• **Goal of the exercise**:
Each entry below should be returned exactly as is, with the pictures removed.

A run of records:
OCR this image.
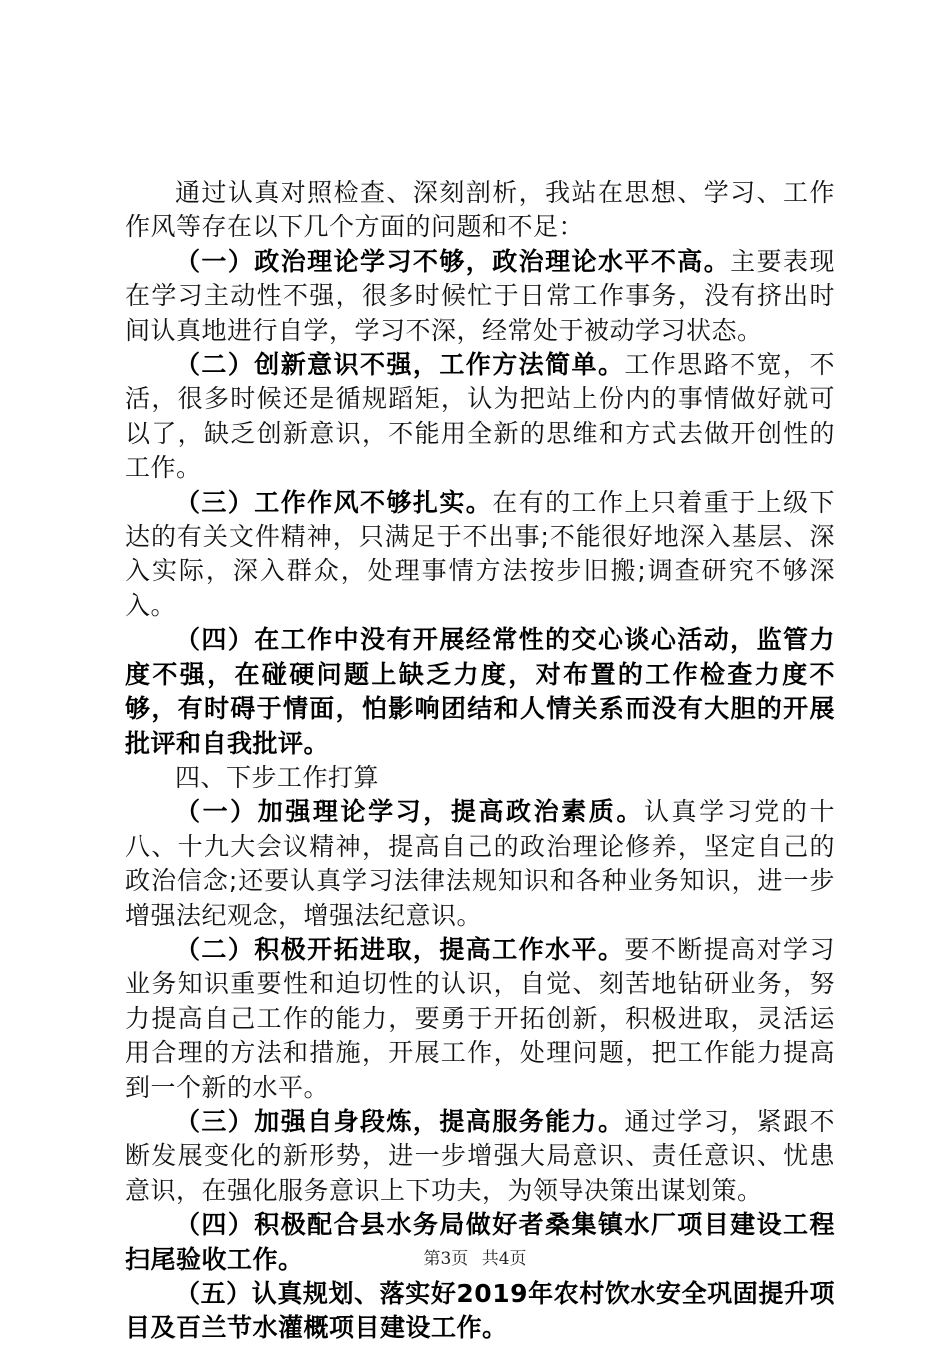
通过认真对照检查、深刻剖析，我站在思想、学习、工作作风等存在以下几个方面的问题和不足：

（一）政治理论学习不够，政治理论水平不高。主要表现在学习主动性不强，很多时候忙于日常工作事务，没有挤出时间认真地进行自学，学习不深，经常处于被动学习状态。

（二）创新意识不强，工作方法简单。工作思路不宽，不活，很多时候还是循规蹈矩，认为把站上份内的事情做好就可以了，缺乏创新意识，不能用全新的思维和方式去做开创性的工作。

（三）工作作风不够扎实。在有的工作上只着重于上级下达的有关文件精神，只满足于不出事;不能很好地深入基层、深入实际，深入群众，处理事情方法按步旧搬;调查研究不够深入。

（四）在工作中没有开展经常性的交心谈心活动，监管力度不强，在碰硬问题上缺乏力度，对布置的工作检查力度不够，有时碍于情面，怕影响团结和人情关系而没有大胆的开展批评和自我批评。

四、下步工作打算

（一）加强理论学习，提高政治素质。认真学习党的十八、十九大会议精神，提高自己的政治理论修养，坚定自己的政治信念;还要认真学习法律法规知识和各种业务知识，进一步增强法纪观念，增强法纪意识。

（二）积极开拓进取，提高工作水平。要不断提高对学习业务知识重要性和迫切性的认识，自觉、刻苦地钻研业务，努力提高自己工作的能力，要勇于开拓创新，积极进取，灵活运用合理的方法和措施，开展工作，处理问题，把工作能力提高到一个新的水平。

（三）加强自身段炼，提高服务能力。通过学习，紧跟不断发展变化的新形势，进一步增强大局意识、责任意识、忧患意识，在强化服务意识上下功夫，为领导决策出谋划策。

（四）积极配合县水务局做好者桑集镇水厂项目建设工程扫尾验收工作。

（五）认真规划、落实好2019年农村饮水安全巩固提升项目及百兰节水灌概项目建设工作。

第3页 共4页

• **Final result**:
OCR this image.
通过认真对照检查、深刻剖析，我站在思想、学习、工作作风等存在以下几个方面的问题和不足：

（一）政治理论学习不够，政治理论水平不高。主要表现在学习主动性不强，很多时候忙于日常工作事务，没有挤出时间认真地进行自学，学习不深，经常处于被动学习状态。

（二）创新意识不强，工作方法简单。工作思路不宽，不活，很多时候还是循规蹈矩，认为把站上份内的事情做好就可以了，缺乏创新意识，不能用全新的思维和方式去做开创性的工作。

（三）工作作风不够扎实。在有的工作上只着重于上级下达的有关文件精神，只满足于不出事;不能很好地深入基层、深入实际，深入群众，处理事情方法按步旧搬;调查研究不够深入。

（四）在工作中没有开展经常性的交心谈心活动，监管力度不强，在碰硬问题上缺乏力度，对布置的工作检查力度不够，有时碍于情面，怕影响团结和人情关系而没有大胆的开展批评和自我批评。

四、下步工作打算

（一）加强理论学习，提高政治素质。认真学习党的十八、十九大会议精神，提高自己的政治理论修养，坚定自己的政治信念;还要认真学习法律法规知识和各种业务知识，进一步增强法纪观念，增强法纪意识。

（二）积极开拓进取，提高工作水平。要不断提高对学习业务知识重要性和迫切性的认识，自觉、刻苦地钻研业务，努力提高自己工作的能力，要勇于开拓创新，积极进取，灵活运用合理的方法和措施，开展工作，处理问题，把工作能力提高到一个新的水平。

（三）加强自身段炼，提高服务能力。通过学习，紧跟不断发展变化的新形势，进一步增强大局意识、责任意识、忧患意识，在强化服务意识上下功夫，为领导决策出谋划策。

（四）积极配合县水务局做好者桑集镇水厂项目建设工程扫尾验收工作。

（五）认真规划、落实好2019年农村饮水安全巩固提升项目及百兰节水灌概项目建设工作。

第3页 共4页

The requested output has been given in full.